#### PROBLEM DESCRIPTION
Transcribe the entries that follow, word for word.

## BEGIN EXTRACTED RECORDS

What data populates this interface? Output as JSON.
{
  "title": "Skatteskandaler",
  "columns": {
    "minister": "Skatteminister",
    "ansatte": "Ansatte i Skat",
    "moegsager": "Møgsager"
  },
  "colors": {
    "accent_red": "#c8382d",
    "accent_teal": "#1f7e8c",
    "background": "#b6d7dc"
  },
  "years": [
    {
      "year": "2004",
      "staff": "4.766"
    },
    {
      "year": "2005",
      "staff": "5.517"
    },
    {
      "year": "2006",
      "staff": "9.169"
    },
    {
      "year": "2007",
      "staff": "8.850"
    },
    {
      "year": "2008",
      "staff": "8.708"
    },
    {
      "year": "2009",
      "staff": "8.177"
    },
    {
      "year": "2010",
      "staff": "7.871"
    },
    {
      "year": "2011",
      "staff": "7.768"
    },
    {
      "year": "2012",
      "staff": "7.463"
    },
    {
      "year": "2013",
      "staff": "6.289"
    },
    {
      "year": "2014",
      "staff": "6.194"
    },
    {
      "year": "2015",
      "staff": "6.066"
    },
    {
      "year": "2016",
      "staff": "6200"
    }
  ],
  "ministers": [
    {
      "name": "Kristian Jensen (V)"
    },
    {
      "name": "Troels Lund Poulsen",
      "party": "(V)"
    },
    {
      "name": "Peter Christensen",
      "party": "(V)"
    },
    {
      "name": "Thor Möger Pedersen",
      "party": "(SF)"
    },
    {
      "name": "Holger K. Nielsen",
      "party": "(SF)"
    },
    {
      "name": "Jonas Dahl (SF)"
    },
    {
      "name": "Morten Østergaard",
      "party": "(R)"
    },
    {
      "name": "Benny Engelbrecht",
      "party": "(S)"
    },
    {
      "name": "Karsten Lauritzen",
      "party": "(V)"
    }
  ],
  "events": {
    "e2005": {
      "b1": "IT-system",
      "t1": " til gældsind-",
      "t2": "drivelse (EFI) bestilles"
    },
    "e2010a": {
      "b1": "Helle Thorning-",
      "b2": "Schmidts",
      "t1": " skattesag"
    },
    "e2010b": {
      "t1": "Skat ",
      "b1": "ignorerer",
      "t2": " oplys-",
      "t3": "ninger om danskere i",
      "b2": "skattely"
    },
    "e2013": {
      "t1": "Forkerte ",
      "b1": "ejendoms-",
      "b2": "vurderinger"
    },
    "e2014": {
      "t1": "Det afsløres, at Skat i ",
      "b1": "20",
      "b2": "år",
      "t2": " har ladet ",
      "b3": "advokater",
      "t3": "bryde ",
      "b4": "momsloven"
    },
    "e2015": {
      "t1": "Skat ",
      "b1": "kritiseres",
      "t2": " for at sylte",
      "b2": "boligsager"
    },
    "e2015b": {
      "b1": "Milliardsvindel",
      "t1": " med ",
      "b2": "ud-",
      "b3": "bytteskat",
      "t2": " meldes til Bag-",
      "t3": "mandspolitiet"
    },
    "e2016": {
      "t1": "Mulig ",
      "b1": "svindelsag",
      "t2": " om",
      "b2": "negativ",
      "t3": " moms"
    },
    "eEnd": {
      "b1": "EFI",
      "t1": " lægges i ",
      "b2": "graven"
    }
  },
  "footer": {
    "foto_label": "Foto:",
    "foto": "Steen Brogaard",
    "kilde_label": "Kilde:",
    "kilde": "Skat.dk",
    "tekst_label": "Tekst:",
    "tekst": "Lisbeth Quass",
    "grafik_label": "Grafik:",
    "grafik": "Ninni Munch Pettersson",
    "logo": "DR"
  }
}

## END EXTRACTED RECORDS

#### WRITTEN REPLY
What data populates this interface? Output as JSON.
{
  "title": "Skatteskandaler",
  "columns": {
    "minister": "Skatteminister",
    "ansatte": "Ansatte i Skat",
    "moegsager": "Møgsager"
  },
  "colors": {
    "accent_red": "#c8382d",
    "accent_teal": "#1f7e8c",
    "background": "#b6d7dc"
  },
  "years": [
    {
      "year": "2004",
      "staff": "4.766"
    },
    {
      "year": "2005",
      "staff": "5.517"
    },
    {
      "year": "2006",
      "staff": "9.169"
    },
    {
      "year": "2007",
      "staff": "8.850"
    },
    {
      "year": "2008",
      "staff": "8.708"
    },
    {
      "year": "2009",
      "staff": "8.177"
    },
    {
      "year": "2010",
      "staff": "7.871"
    },
    {
      "year": "2011",
      "staff": "7.768"
    },
    {
      "year": "2012",
      "staff": "7.463"
    },
    {
      "year": "2013",
      "staff": "6.289"
    },
    {
      "year": "2014",
      "staff": "6.194"
    },
    {
      "year": "2015",
      "staff": "6.066"
    },
    {
      "year": "2016",
      "staff": "6200"
    }
  ],
  "ministers": [
    {
      "name": "Kristian Jensen (V)"
    },
    {
      "name": "Troels Lund Poulsen",
      "party": "(V)"
    },
    {
      "name": "Peter Christensen",
      "party": "(V)"
    },
    {
      "name": "Thor Möger Pedersen",
      "party": "(SF)"
    },
    {
      "name": "Holger K. Nielsen",
      "party": "(SF)"
    },
    {
      "name": "Jonas Dahl (SF)"
    },
    {
      "name": "Morten Østergaard",
      "party": "(R)"
    },
    {
      "name": "Benny Engelbrecht",
      "party": "(S)"
    },
    {
      "name": "Karsten Lauritzen",
      "party": "(V)"
    }
  ],
  "events": {
    "e2005": {
      "b1": "IT-system",
      "t1": " til gældsind-",
      "t2": "drivelse (EFI) bestilles"
    },
    "e2010a": {
      "b1": "Helle Thorning-",
      "b2": "Schmidts",
      "t1": " skattesag"
    },
    "e2010b": {
      "t1": "Skat ",
      "b1": "ignorerer",
      "t2": " oplys-",
      "t3": "ninger om danskere i",
      "b2": "skattely"
    },
    "e2013": {
      "t1": "Forkerte ",
      "b1": "ejendoms-",
      "b2": "vurderinger"
    },
    "e2014": {
      "t1": "Det afsløres, at Skat i ",
      "b1": "20",
      "b2": "år",
      "t2": " har ladet ",
      "b3": "advokater",
      "t3": "bryde ",
      "b4": "momsloven"
    },
    "e2015": {
      "t1": "Skat ",
      "b1": "kritiseres",
      "t2": " for at sylte",
      "b2": "boligsager"
    },
    "e2015b": {
      "b1": "Milliardsvindel",
      "t1": " med ",
      "b2": "ud-",
      "b3": "bytteskat",
      "t2": " meldes til Bag-",
      "t3": "mandspolitiet"
    },
    "e2016": {
      "t1": "Mulig ",
      "b1": "svindelsag",
      "t2": " om",
      "b2": "negativ",
      "t3": " moms"
    },
    "eEnd": {
      "b1": "EFI",
      "t1": " lægges i ",
      "b2": "graven"
    }
  },
  "footer": {
    "foto_label": "Foto:",
    "foto": "Steen Brogaard",
    "kilde_label": "Kilde:",
    "kilde": "Skat.dk",
    "tekst_label": "Tekst:",
    "tekst": "Lisbeth Quass",
    "grafik_label": "Grafik:",
    "grafik": "Ninni Munch Pettersson",
    "logo": "DR"
  }
}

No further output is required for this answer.